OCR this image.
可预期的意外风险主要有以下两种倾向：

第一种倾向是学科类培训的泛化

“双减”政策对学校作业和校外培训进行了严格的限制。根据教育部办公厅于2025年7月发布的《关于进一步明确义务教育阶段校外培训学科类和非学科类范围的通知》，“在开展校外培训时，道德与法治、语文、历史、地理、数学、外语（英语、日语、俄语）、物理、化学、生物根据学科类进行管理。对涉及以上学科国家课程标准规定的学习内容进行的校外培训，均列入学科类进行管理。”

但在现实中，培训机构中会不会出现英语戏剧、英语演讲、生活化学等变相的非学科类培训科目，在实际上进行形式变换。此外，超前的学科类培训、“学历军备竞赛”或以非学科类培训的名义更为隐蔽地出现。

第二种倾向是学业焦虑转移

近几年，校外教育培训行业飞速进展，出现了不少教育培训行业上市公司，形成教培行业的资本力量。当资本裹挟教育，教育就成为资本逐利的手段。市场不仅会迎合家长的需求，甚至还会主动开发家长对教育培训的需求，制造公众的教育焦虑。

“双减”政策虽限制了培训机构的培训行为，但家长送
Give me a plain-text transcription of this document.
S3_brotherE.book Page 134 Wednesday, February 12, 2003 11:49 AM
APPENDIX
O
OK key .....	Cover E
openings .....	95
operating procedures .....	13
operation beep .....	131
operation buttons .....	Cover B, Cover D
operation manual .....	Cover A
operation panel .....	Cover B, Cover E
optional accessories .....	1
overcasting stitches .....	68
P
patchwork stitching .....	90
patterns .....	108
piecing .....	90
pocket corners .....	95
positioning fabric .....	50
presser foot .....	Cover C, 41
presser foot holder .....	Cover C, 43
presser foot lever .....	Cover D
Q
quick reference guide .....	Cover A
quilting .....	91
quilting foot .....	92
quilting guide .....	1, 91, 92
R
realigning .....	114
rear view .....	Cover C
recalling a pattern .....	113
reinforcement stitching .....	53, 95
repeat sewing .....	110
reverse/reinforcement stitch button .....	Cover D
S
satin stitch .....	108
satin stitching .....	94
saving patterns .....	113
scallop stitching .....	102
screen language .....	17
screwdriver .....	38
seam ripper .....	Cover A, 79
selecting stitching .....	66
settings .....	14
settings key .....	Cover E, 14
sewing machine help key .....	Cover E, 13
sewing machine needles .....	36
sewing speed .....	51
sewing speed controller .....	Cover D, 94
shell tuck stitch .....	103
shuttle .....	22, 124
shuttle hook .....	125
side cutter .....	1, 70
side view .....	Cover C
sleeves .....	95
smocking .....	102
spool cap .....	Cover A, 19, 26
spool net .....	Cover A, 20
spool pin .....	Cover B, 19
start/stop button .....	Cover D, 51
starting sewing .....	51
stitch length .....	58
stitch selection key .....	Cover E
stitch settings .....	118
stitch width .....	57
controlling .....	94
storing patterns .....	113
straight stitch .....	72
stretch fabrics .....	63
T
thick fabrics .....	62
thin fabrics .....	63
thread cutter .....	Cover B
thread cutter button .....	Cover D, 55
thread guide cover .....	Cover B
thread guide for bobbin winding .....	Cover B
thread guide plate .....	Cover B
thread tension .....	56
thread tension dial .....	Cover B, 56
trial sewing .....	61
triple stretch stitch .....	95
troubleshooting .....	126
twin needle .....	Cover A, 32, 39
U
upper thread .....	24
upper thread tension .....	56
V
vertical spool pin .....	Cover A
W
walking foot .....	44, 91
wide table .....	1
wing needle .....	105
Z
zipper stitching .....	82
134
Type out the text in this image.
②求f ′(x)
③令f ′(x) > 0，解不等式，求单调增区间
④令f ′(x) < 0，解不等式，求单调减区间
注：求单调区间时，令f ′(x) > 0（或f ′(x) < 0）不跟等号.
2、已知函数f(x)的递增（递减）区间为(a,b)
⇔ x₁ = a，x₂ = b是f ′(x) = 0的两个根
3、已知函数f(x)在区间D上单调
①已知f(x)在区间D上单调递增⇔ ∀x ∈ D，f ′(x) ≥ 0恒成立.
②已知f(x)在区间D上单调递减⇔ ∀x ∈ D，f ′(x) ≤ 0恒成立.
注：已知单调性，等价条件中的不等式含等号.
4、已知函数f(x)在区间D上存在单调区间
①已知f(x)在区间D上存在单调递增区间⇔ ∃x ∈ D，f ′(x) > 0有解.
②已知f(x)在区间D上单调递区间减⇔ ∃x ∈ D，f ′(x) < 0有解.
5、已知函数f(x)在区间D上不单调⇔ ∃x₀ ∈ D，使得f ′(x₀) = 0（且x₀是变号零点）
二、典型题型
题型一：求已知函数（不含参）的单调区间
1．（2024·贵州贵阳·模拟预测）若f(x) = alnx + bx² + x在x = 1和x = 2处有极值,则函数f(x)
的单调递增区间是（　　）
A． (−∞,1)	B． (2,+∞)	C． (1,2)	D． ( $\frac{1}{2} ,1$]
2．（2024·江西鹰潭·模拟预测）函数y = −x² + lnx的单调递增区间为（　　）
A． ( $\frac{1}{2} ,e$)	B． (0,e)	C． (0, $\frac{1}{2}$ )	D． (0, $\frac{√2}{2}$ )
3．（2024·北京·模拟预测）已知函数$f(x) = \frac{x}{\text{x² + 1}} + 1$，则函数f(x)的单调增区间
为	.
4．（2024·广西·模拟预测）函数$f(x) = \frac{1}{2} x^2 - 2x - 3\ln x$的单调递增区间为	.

----

JOB: Within the data above, pick out all lines holding the word "text".

ANSWER TO THE PROBLEM:
Give me a plain-text transcription of this document.
Type out the text in this image.
3．（2024·北京·模拟预测）已知函数$f(x) = \frac{x}{\text{x² + 1}} + 1$，则函数f(x)的单调增区间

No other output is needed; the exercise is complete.